TRY IT:
Would you please repeat the data exactly as given?

[Records from a dataset]
• • •

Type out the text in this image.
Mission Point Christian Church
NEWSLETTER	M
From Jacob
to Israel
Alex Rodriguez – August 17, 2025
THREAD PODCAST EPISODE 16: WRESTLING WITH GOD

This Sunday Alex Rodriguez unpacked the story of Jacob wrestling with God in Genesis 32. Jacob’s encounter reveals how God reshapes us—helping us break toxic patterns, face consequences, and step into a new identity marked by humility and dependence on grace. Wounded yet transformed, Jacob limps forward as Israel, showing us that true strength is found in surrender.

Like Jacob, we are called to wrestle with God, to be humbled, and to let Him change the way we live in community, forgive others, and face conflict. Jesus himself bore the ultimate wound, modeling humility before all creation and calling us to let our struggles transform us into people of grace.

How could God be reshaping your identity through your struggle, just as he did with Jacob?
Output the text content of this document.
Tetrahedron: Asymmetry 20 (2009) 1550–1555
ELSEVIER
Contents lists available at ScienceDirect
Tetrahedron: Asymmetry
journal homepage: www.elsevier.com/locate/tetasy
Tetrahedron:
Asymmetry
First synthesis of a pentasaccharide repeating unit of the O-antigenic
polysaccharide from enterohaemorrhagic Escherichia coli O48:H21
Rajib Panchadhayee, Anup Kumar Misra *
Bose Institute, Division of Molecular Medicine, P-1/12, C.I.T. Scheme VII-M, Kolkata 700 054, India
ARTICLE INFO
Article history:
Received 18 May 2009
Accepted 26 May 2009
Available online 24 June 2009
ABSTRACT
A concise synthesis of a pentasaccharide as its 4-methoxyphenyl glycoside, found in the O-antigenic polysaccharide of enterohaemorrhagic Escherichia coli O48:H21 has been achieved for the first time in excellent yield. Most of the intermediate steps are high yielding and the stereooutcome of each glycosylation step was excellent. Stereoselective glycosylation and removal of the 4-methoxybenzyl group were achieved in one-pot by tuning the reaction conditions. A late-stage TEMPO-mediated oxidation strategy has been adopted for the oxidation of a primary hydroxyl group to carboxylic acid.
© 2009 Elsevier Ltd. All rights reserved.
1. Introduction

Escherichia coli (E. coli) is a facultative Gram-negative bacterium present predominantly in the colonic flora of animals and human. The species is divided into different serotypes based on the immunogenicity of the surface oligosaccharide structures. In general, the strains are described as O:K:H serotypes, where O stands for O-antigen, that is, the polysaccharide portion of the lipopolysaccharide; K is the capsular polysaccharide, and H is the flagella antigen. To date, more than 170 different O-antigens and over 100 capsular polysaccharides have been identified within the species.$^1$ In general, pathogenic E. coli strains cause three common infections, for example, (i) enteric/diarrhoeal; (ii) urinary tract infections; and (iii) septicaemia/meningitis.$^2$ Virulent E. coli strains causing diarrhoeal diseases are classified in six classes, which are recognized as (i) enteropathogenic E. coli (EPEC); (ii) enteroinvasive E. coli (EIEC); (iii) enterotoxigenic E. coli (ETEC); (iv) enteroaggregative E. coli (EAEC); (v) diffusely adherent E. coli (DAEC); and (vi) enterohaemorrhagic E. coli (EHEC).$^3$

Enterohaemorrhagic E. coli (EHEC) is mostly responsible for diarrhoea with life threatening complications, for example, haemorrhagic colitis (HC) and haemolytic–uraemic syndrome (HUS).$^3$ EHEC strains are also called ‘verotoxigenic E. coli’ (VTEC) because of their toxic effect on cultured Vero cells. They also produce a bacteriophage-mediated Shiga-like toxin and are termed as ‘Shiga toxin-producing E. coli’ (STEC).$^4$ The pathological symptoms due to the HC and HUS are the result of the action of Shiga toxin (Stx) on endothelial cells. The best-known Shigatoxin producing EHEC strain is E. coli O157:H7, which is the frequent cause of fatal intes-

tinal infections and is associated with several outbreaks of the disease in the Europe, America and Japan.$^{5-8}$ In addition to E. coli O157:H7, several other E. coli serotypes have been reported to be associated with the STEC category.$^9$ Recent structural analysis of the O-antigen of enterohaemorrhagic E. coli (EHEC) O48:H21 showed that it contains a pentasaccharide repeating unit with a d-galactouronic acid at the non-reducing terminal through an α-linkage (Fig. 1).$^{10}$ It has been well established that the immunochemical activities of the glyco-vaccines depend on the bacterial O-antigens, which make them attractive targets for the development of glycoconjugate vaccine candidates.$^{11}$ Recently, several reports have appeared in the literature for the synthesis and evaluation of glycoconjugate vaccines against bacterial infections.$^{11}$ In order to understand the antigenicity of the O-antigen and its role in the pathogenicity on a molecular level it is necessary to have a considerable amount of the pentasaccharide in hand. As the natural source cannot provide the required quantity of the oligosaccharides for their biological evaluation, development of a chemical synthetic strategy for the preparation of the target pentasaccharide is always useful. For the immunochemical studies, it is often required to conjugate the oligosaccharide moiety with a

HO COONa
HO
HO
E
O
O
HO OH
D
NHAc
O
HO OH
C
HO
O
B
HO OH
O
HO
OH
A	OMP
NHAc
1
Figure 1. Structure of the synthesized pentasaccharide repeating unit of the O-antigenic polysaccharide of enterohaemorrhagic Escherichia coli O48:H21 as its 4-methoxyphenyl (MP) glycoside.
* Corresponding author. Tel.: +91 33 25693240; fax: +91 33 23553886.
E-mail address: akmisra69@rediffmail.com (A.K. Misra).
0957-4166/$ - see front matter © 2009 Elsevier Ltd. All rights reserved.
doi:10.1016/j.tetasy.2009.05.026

• • •

EXPECTED ANSWER:
Type out the text in this image.
Mission Point Christian Church
NEWSLETTER	M
From Jacob
to Israel
Alex Rodriguez – August 17, 2025
THREAD PODCAST EPISODE 16: WRESTLING WITH GOD

This Sunday Alex Rodriguez unpacked the story of Jacob wrestling with God in Genesis 32. Jacob’s encounter reveals how God reshapes us—helping us break toxic patterns, face consequences, and step into a new identity marked by humility and dependence on grace. Wounded yet transformed, Jacob limps forward as Israel, showing us that true strength is found in surrender.

Like Jacob, we are called to wrestle with God, to be humbled, and to let Him change the way we live in community, forgive others, and face conflict. Jesus himself bore the ultimate wound, modeling humility before all creation and calling us to let our struggles transform us into people of grace.

How could God be reshaping your identity through your struggle, just as he did with Jacob?
Output the text content of this document.
Tetrahedron: Asymmetry 20 (2009) 1550–1555
ELSEVIER
Contents lists available at ScienceDirect
Tetrahedron: Asymmetry
journal homepage: www.elsevier.com/locate/tetasy
Tetrahedron:
Asymmetry
First synthesis of a pentasaccharide repeating unit of the O-antigenic
polysaccharide from enterohaemorrhagic Escherichia coli O48:H21
Rajib Panchadhayee, Anup Kumar Misra *
Bose Institute, Division of Molecular Medicine, P-1/12, C.I.T. Scheme VII-M, Kolkata 700 054, India
ARTICLE INFO
Article history:
Received 18 May 2009
Accepted 26 May 2009
Available online 24 June 2009
ABSTRACT
A concise synthesis of a pentasaccharide as its 4-methoxyphenyl glycoside, found in the O-antigenic polysaccharide of enterohaemorrhagic Escherichia coli O48:H21 has been achieved for the first time in excellent yield. Most of the intermediate steps are high yielding and the stereooutcome of each glycosylation step was excellent. Stereoselective glycosylation and removal of the 4-methoxybenzyl group were achieved in one-pot by tuning the reaction conditions. A late-stage TEMPO-mediated oxidation strategy has been adopted for the oxidation of a primary hydroxyl group to carboxylic acid.
© 2009 Elsevier Ltd. All rights reserved.
1. Introduction

Escherichia coli (E. coli) is a facultative Gram-negative bacterium present predominantly in the colonic flora of animals and human. The species is divided into different serotypes based on the immunogenicity of the surface oligosaccharide structures. In general, the strains are described as O:K:H serotypes, where O stands for O-antigen, that is, the polysaccharide portion of the lipopolysaccharide; K is the capsular polysaccharide, and H is the flagella antigen. To date, more than 170 different O-antigens and over 100 capsular polysaccharides have been identified within the species.$^1$ In general, pathogenic E. coli strains cause three common infections, for example, (i) enteric/diarrhoeal; (ii) urinary tract infections; and (iii) septicaemia/meningitis.$^2$ Virulent E. coli strains causing diarrhoeal diseases are classified in six classes, which are recognized as (i) enteropathogenic E. coli (EPEC); (ii) enteroinvasive E. coli (EIEC); (iii) enterotoxigenic E. coli (ETEC); (iv) enteroaggregative E. coli (EAEC); (v) diffusely adherent E. coli (DAEC); and (vi) enterohaemorrhagic E. coli (EHEC).$^3$

Enterohaemorrhagic E. coli (EHEC) is mostly responsible for diarrhoea with life threatening complications, for example, haemorrhagic colitis (HC) and haemolytic–uraemic syndrome (HUS).$^3$ EHEC strains are also called ‘verotoxigenic E. coli’ (VTEC) because of their toxic effect on cultured Vero cells. They also produce a bacteriophage-mediated Shiga-like toxin and are termed as ‘Shiga toxin-producing E. coli’ (STEC).$^4$ The pathological symptoms due to the HC and HUS are the result of the action of Shiga toxin (Stx) on endothelial cells. The best-known Shigatoxin producing EHEC strain is E. coli O157:H7, which is the frequent cause of fatal intes-

tinal infections and is associated with several outbreaks of the disease in the Europe, America and Japan.$^{5-8}$ In addition to E. coli O157:H7, several other E. coli serotypes have been reported to be associated with the STEC category.$^9$ Recent structural analysis of the O-antigen of enterohaemorrhagic E. coli (EHEC) O48:H21 showed that it contains a pentasaccharide repeating unit with a d-galactouronic acid at the non-reducing terminal through an α-linkage (Fig. 1).$^{10}$ It has been well established that the immunochemical activities of the glyco-vaccines depend on the bacterial O-antigens, which make them attractive targets for the development of glycoconjugate vaccine candidates.$^{11}$ Recently, several reports have appeared in the literature for the synthesis and evaluation of glycoconjugate vaccines against bacterial infections.$^{11}$ In order to understand the antigenicity of the O-antigen and its role in the pathogenicity on a molecular level it is necessary to have a considerable amount of the pentasaccharide in hand. As the natural source cannot provide the required quantity of the oligosaccharides for their biological evaluation, development of a chemical synthetic strategy for the preparation of the target pentasaccharide is always useful. For the immunochemical studies, it is often required to conjugate the oligosaccharide moiety with a

HO COONa
HO
HO
E
O
O
HO OH
D
NHAc
O
HO OH
C
HO
O
B
HO OH
O
HO
OH
A	OMP
NHAc
1
Figure 1. Structure of the synthesized pentasaccharide repeating unit of the O-antigenic polysaccharide of enterohaemorrhagic Escherichia coli O48:H21 as its 4-methoxyphenyl (MP) glycoside.
* Corresponding author. Tel.: +91 33 25693240; fax: +91 33 23553886.
E-mail address: akmisra69@rediffmail.com (A.K. Misra).
0957-4166/$ - see front matter © 2009 Elsevier Ltd. All rights reserved.
doi:10.1016/j.tetasy.2009.05.026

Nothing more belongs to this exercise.